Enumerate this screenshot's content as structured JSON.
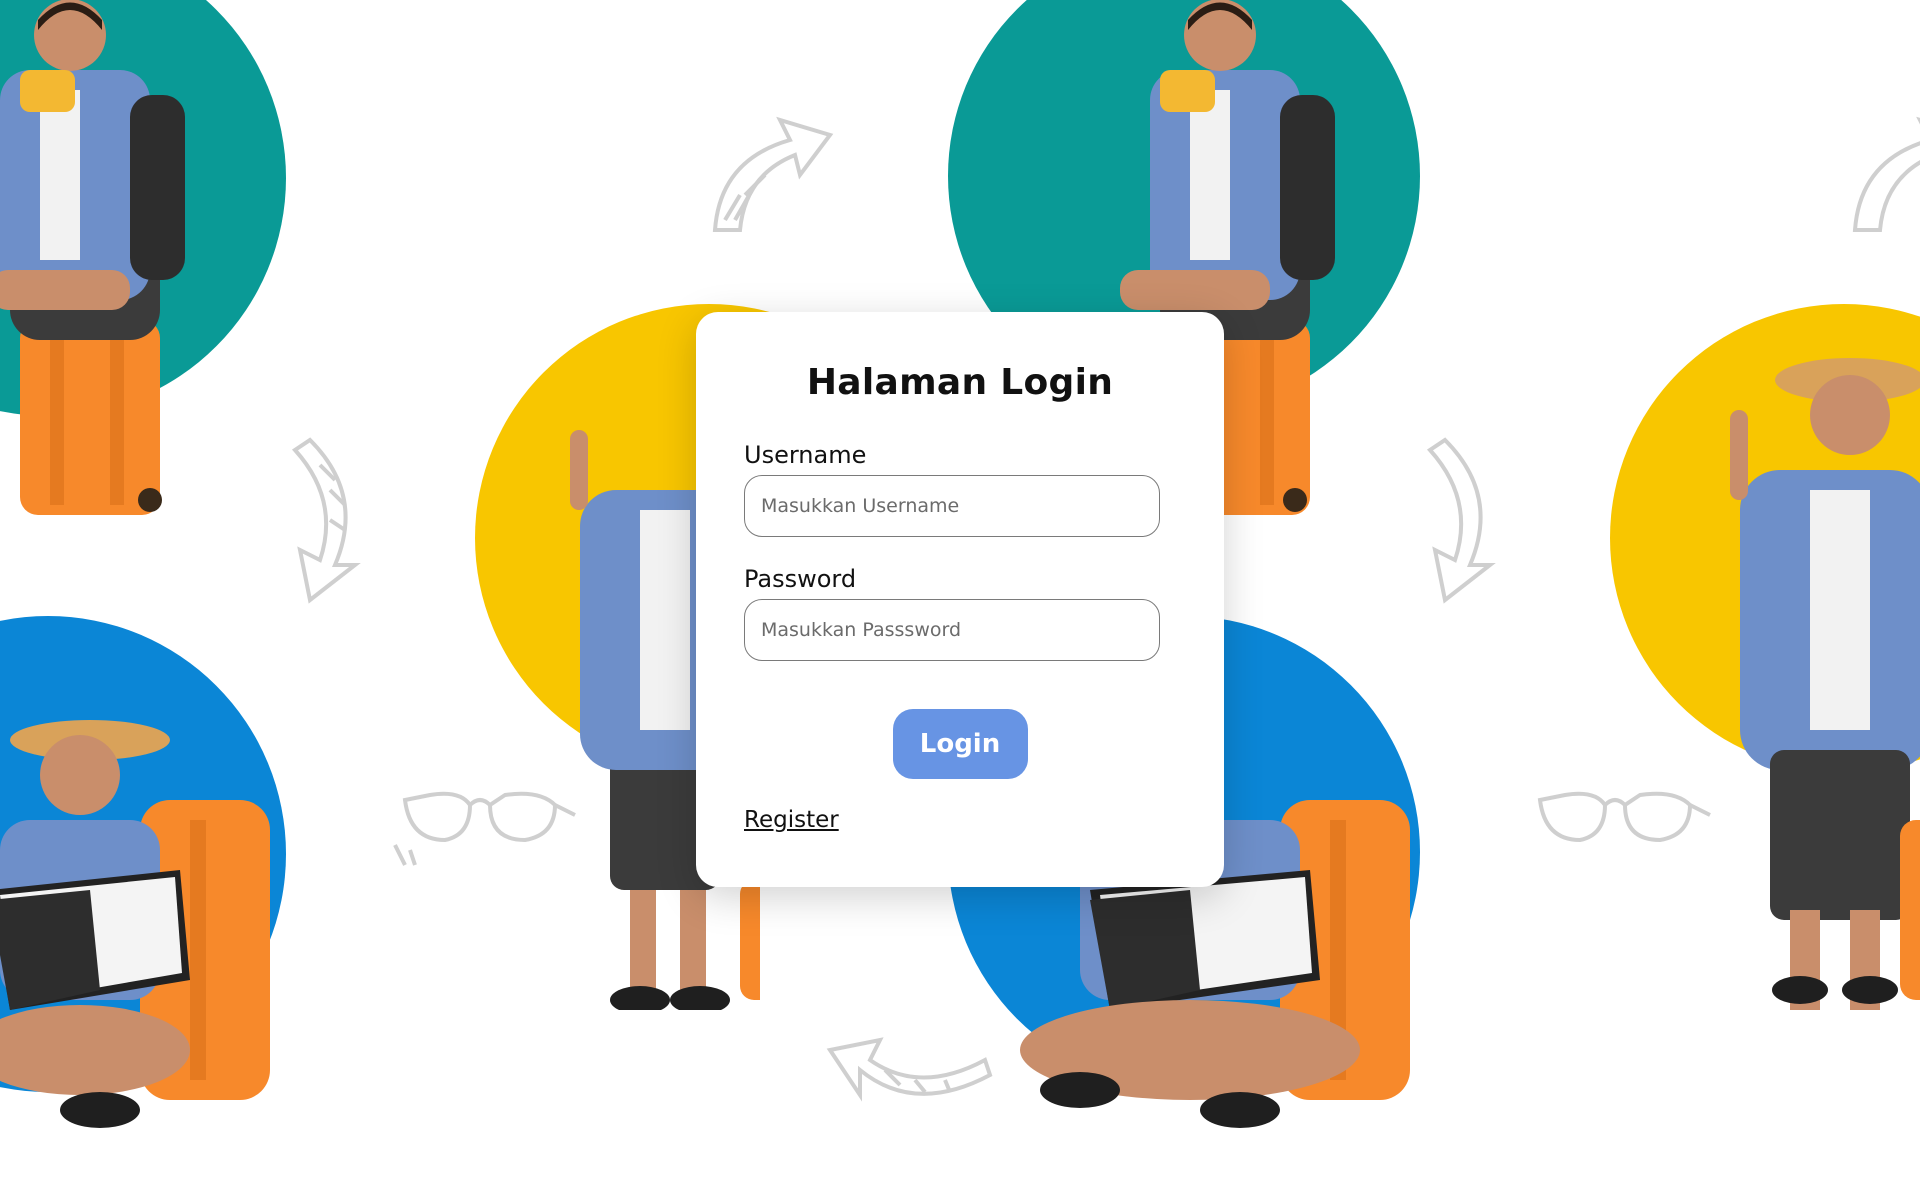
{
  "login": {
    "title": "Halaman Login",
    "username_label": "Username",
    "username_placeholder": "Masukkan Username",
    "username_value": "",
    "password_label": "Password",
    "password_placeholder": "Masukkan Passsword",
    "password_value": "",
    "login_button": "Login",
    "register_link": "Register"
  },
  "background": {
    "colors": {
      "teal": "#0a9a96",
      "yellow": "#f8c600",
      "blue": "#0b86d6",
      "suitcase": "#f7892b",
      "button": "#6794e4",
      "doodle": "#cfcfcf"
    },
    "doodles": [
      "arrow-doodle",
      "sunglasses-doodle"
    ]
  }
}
# # # #
▶ Exercise goal
Quote the entries above word for word. Leave the images out.

▶ Correct output
Enumerate this screenshot's content as structured JSON.
{
  "login": {
    "title": "Halaman Login",
    "username_label": "Username",
    "username_placeholder": "Masukkan Username",
    "username_value": "",
    "password_label": "Password",
    "password_placeholder": "Masukkan Passsword",
    "password_value": "",
    "login_button": "Login",
    "register_link": "Register"
  },
  "background": {
    "colors": {
      "teal": "#0a9a96",
      "yellow": "#f8c600",
      "blue": "#0b86d6",
      "suitcase": "#f7892b",
      "button": "#6794e4",
      "doodle": "#cfcfcf"
    },
    "doodles": [
      "arrow-doodle",
      "sunglasses-doodle"
    ]
  }
}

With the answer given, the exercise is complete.